Write out each record below exactly as it appears, with no pictures.

-- start of EXTRACTED INFORMATION --

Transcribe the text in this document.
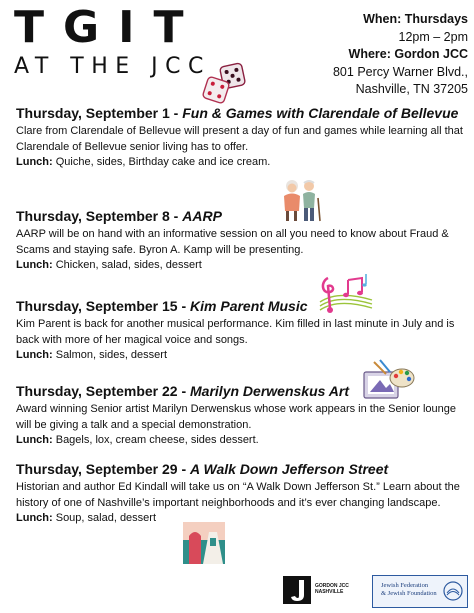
TGIT
AT THE JCC
When: Thursdays
12pm – 2pm
Where: Gordon JCC
801 Percy Warner Blvd.,
Nashville, TN 37205
Thursday, September 1 - Fun & Games with Clarendale of Bellevue
Clare from Clarendale of Bellevue will present a day of fun and games while learning all that Clarendale of Bellevue senior living has to offer.
Lunch: Quiche, sides, Birthday cake and ice cream.
Thursday, September 8 - AARP
AARP will be on hand with an informative session on all you need to know about Fraud & Scams and staying safe. Byron A. Kamp will be presenting.
Lunch: Chicken, salad, sides, dessert
Thursday, September 15 - Kim Parent Music
Kim Parent is back for another musical performance. Kim filled in last minute in July and is back with more of her magical voice and songs.
Lunch: Salmon, sides, dessert
Thursday, September 22 - Marilyn Derwenskus Art
Award winning Senior artist Marilyn Derwenskus whose work appears in the Senior lounge will be giving a talk and a special demonstration.
Lunch: Bagels, lox, cream cheese, sides dessert.
Thursday, September 29 - A Walk Down Jefferson Street
Historian and author Ed Kindall will take us on “A Walk Down Jefferson St.” Learn about the history of one of Nashville’s important neighborhoods and it’s ever changing landscape.
Lunch: Soup, salad, dessert
GORDON JCC
NASHVILLE
Jewish Federation
& Jewish Foundation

-- end of EXTRACTED INFORMATION --

--- SOLUTION FOR THIS EXERCISE ---
Transcribe the text in this document.
TGIT
AT THE JCC
When: Thursdays
12pm – 2pm
Where: Gordon JCC
801 Percy Warner Blvd.,
Nashville, TN 37205
Thursday, September 1 - Fun & Games with Clarendale of Bellevue
Clare from Clarendale of Bellevue will present a day of fun and games while learning all that Clarendale of Bellevue senior living has to offer.
Lunch: Quiche, sides, Birthday cake and ice cream.
Thursday, September 8 - AARP
AARP will be on hand with an informative session on all you need to know about Fraud & Scams and staying safe. Byron A. Kamp will be presenting.
Lunch: Chicken, salad, sides, dessert
Thursday, September 15 - Kim Parent Music
Kim Parent is back for another musical performance. Kim filled in last minute in July and is back with more of her magical voice and songs.
Lunch: Salmon, sides, dessert
Thursday, September 22 - Marilyn Derwenskus Art
Award winning Senior artist Marilyn Derwenskus whose work appears in the Senior lounge will be giving a talk and a special demonstration.
Lunch: Bagels, lox, cream cheese, sides dessert.
Thursday, September 29 - A Walk Down Jefferson Street
Historian and author Ed Kindall will take us on “A Walk Down Jefferson St.” Learn about the history of one of Nashville’s important neighborhoods and it’s ever changing landscape.
Lunch: Soup, salad, dessert
GORDON JCC
NASHVILLE
Jewish Federation
& Jewish Foundation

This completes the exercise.